* [TASK DETAILS]
Copy out each line of the material below that holds the string "échelle".

—————

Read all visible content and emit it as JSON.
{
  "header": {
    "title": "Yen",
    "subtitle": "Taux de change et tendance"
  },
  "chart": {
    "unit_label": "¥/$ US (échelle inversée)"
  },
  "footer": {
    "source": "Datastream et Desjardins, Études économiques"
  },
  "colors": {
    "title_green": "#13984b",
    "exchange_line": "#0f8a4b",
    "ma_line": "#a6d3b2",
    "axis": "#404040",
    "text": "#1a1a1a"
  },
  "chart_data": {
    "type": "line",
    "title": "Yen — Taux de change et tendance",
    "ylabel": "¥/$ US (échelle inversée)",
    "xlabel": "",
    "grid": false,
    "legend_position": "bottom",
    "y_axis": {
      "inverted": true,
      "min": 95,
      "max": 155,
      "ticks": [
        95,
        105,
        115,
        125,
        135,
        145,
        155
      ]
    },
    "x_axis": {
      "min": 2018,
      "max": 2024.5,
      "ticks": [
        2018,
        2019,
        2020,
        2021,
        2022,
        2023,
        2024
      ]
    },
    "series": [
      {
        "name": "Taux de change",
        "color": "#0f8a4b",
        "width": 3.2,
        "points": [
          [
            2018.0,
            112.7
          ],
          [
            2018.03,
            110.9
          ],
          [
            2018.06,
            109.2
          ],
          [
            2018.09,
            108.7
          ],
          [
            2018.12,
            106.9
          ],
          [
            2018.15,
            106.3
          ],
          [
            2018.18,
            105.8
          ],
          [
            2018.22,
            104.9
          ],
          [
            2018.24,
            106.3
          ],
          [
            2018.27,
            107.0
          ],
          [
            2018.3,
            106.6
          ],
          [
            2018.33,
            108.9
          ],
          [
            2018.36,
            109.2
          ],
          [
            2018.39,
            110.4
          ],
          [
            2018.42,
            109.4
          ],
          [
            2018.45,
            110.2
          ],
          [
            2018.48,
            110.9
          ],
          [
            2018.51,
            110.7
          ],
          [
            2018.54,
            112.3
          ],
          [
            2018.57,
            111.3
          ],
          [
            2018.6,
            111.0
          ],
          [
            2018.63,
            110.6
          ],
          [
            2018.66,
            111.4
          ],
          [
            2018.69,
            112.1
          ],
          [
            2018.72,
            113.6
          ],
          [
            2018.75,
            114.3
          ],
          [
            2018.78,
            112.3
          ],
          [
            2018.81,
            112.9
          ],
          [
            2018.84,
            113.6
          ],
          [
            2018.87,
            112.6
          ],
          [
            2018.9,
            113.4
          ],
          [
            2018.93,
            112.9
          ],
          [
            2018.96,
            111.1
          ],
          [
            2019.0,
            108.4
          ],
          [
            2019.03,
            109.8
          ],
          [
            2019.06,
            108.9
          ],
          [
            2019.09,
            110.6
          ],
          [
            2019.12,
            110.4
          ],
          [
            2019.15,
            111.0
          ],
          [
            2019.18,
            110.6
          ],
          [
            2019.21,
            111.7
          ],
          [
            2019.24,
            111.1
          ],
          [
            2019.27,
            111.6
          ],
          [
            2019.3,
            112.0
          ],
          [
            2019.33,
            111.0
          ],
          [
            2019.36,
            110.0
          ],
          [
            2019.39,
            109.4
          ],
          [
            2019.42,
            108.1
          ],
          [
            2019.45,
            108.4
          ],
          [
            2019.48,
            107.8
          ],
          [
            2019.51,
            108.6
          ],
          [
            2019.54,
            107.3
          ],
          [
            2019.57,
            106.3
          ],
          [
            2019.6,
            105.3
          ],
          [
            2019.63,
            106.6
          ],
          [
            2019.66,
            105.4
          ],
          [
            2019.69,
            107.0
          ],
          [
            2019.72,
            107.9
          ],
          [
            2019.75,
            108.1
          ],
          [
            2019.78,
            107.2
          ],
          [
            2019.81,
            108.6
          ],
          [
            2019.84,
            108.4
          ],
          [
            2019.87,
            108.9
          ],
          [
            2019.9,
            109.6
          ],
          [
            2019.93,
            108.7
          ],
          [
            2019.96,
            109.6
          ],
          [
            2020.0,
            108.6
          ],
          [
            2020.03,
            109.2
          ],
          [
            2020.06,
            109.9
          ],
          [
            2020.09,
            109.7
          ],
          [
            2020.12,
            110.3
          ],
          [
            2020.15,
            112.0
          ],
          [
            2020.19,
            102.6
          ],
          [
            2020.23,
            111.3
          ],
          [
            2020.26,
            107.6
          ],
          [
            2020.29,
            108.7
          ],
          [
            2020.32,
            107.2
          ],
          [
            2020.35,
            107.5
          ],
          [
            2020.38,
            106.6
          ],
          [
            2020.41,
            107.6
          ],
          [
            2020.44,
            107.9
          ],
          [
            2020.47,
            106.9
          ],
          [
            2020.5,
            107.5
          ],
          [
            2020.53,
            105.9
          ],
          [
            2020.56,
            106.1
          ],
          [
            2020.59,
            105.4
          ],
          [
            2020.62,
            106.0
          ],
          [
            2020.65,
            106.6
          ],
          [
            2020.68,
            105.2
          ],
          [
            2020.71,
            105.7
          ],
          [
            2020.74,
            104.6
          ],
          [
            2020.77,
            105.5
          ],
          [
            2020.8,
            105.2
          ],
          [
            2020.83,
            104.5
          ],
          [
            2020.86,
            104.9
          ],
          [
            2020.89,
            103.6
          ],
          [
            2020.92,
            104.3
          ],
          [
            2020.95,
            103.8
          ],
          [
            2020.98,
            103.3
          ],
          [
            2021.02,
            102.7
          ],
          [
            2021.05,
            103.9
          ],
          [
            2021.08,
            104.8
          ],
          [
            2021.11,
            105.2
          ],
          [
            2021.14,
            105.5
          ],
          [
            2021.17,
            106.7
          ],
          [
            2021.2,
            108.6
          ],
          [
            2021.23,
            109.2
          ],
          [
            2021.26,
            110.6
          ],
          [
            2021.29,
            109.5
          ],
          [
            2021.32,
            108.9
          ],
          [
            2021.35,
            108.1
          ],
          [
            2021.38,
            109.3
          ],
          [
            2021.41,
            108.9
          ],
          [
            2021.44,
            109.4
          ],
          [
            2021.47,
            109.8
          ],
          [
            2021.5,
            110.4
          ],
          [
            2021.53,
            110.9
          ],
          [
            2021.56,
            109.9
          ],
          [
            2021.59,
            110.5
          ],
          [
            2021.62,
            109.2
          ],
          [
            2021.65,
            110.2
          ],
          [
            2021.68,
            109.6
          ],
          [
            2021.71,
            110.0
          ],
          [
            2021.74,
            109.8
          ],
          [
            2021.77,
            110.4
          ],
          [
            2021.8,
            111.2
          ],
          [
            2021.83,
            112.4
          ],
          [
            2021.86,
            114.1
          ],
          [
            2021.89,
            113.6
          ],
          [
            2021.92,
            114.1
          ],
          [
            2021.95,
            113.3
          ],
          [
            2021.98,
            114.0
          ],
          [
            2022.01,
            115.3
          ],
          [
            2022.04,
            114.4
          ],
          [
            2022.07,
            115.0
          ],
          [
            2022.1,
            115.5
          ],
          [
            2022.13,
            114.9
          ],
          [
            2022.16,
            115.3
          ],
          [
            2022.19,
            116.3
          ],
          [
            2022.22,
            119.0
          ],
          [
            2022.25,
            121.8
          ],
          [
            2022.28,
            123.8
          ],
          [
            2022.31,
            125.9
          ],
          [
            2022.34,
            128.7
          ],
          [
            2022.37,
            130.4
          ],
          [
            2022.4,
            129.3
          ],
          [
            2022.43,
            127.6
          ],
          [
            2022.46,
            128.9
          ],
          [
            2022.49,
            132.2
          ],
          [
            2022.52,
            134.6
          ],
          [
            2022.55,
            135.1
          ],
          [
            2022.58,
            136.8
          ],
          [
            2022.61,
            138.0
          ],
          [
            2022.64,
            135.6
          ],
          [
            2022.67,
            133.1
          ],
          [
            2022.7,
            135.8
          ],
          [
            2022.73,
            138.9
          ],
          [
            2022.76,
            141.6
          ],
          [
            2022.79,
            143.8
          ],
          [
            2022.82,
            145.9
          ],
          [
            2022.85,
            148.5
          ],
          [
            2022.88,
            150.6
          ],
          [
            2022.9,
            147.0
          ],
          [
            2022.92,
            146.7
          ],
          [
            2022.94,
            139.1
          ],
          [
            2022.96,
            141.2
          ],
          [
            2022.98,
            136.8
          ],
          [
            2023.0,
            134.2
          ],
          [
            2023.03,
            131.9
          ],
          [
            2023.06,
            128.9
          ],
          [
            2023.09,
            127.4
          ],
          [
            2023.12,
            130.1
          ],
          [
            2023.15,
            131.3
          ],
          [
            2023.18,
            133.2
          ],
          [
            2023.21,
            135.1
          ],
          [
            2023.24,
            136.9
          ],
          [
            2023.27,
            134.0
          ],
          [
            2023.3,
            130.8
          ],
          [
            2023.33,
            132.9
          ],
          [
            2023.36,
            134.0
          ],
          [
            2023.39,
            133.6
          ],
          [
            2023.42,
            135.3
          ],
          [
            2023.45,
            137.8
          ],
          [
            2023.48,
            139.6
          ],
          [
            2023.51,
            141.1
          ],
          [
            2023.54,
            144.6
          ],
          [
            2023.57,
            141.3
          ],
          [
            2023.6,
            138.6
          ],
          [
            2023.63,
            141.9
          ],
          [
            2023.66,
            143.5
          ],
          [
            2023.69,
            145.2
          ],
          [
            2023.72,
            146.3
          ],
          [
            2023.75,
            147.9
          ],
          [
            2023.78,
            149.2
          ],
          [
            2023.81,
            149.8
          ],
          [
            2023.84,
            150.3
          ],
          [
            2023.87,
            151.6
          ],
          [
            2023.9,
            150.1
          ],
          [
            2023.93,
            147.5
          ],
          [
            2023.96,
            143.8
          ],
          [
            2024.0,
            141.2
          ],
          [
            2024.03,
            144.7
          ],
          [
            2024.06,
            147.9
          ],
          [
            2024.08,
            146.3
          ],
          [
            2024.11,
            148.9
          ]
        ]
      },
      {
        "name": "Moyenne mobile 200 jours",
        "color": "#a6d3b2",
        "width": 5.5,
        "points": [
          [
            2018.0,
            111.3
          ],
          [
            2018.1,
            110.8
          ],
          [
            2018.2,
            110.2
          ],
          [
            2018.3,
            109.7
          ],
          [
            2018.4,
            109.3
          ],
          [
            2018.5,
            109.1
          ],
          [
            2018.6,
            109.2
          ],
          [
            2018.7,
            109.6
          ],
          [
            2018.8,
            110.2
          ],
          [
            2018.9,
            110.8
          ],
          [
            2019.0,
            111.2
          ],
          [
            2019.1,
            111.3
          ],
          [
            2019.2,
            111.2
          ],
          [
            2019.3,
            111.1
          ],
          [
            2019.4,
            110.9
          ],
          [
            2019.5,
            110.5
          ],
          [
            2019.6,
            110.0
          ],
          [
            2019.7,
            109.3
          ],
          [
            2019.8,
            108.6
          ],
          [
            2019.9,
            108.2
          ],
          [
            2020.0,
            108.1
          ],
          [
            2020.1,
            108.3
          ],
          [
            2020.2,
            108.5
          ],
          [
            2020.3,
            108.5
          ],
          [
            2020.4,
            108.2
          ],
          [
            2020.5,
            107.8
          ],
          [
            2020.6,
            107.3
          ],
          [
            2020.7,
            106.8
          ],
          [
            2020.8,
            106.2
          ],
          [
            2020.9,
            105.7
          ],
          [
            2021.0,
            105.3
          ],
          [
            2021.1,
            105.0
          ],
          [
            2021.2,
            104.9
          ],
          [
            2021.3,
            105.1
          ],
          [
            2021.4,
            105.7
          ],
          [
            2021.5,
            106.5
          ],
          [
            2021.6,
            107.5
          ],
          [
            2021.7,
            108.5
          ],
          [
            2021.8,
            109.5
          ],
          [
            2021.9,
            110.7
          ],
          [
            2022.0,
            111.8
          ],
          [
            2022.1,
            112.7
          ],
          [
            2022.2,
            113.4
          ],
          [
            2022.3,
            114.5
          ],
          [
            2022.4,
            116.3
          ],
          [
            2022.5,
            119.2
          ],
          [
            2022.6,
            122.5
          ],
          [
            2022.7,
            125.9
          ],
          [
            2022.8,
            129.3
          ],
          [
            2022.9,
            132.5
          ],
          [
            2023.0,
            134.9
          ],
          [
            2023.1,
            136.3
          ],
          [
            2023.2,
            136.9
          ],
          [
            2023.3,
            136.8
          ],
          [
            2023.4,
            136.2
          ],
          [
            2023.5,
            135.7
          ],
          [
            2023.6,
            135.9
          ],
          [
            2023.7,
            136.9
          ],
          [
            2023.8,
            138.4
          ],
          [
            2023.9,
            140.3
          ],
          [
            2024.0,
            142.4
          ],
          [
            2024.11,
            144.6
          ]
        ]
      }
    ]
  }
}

—————

* [FINAL RESULT]
    "unit_label": "¥/$ US (échelle inversée)"
    "ylabel": "¥/$ US (échelle inversée)",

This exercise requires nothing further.